The task: Count lines holding the word "diodou". Only the number is wanted.

(Dataset entries)
———
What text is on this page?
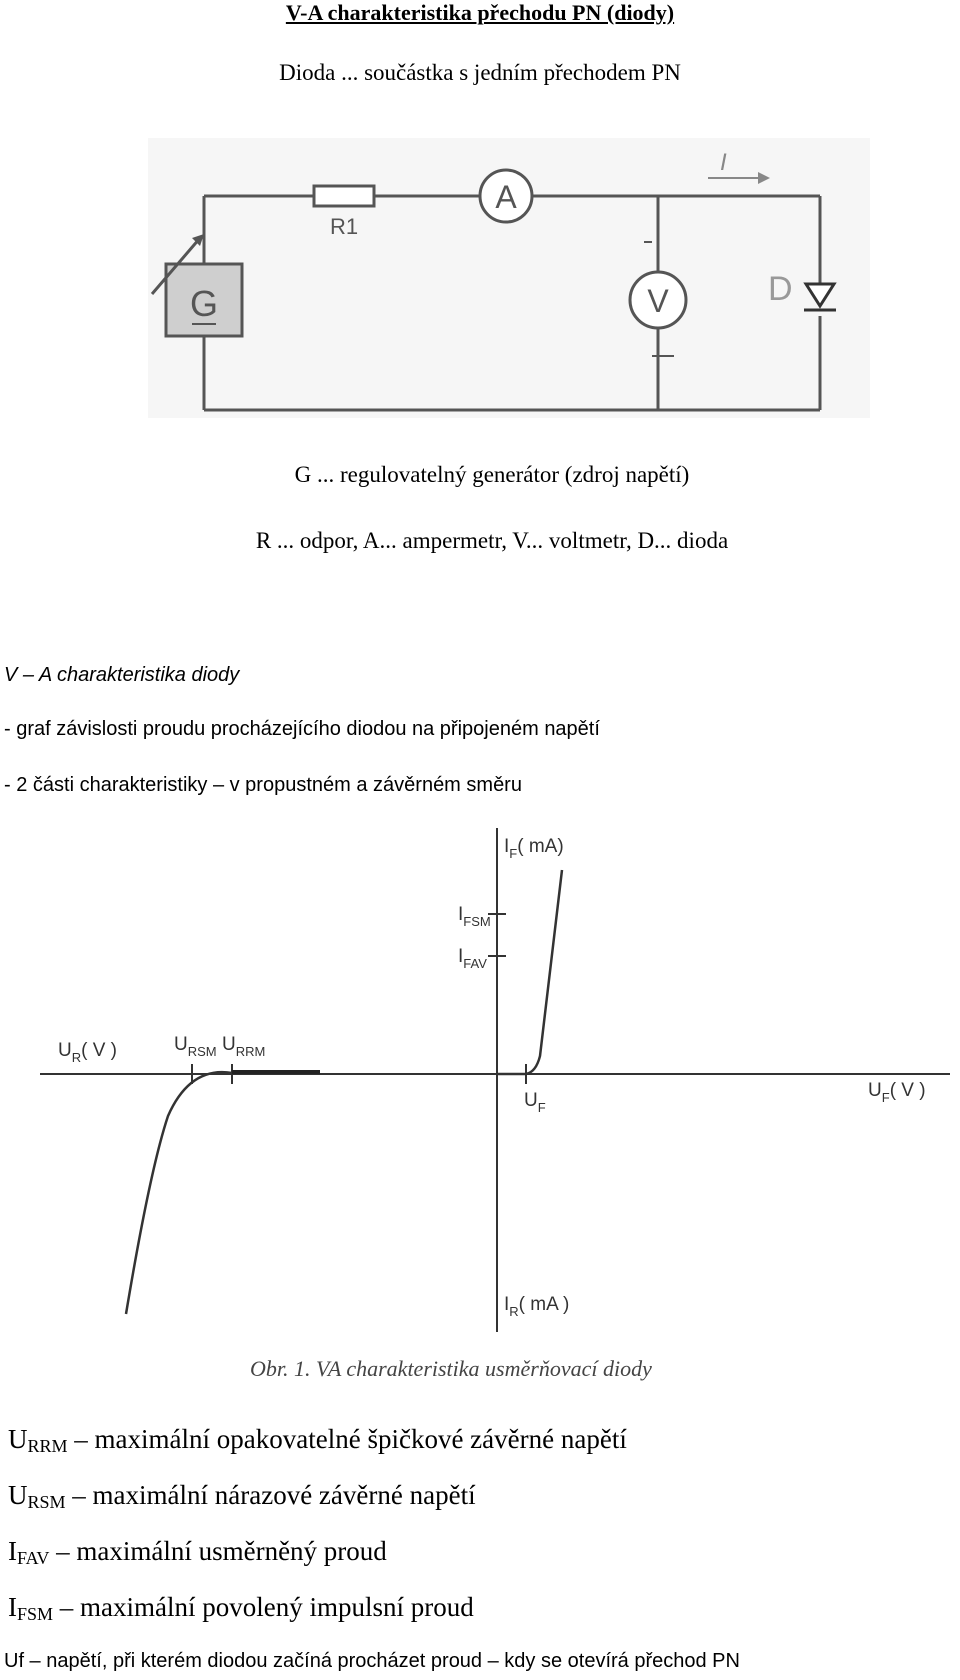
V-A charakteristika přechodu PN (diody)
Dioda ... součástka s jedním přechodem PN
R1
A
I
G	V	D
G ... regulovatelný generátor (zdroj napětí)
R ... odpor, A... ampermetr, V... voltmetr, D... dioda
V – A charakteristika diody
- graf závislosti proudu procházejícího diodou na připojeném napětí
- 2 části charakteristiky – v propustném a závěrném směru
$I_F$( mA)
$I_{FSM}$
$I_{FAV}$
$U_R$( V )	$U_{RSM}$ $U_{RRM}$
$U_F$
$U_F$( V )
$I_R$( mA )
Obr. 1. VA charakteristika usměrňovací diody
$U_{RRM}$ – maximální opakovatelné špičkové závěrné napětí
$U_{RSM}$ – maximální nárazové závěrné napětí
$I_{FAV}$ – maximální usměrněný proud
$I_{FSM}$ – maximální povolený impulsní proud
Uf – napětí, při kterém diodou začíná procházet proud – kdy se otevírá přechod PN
———
Finished task: 2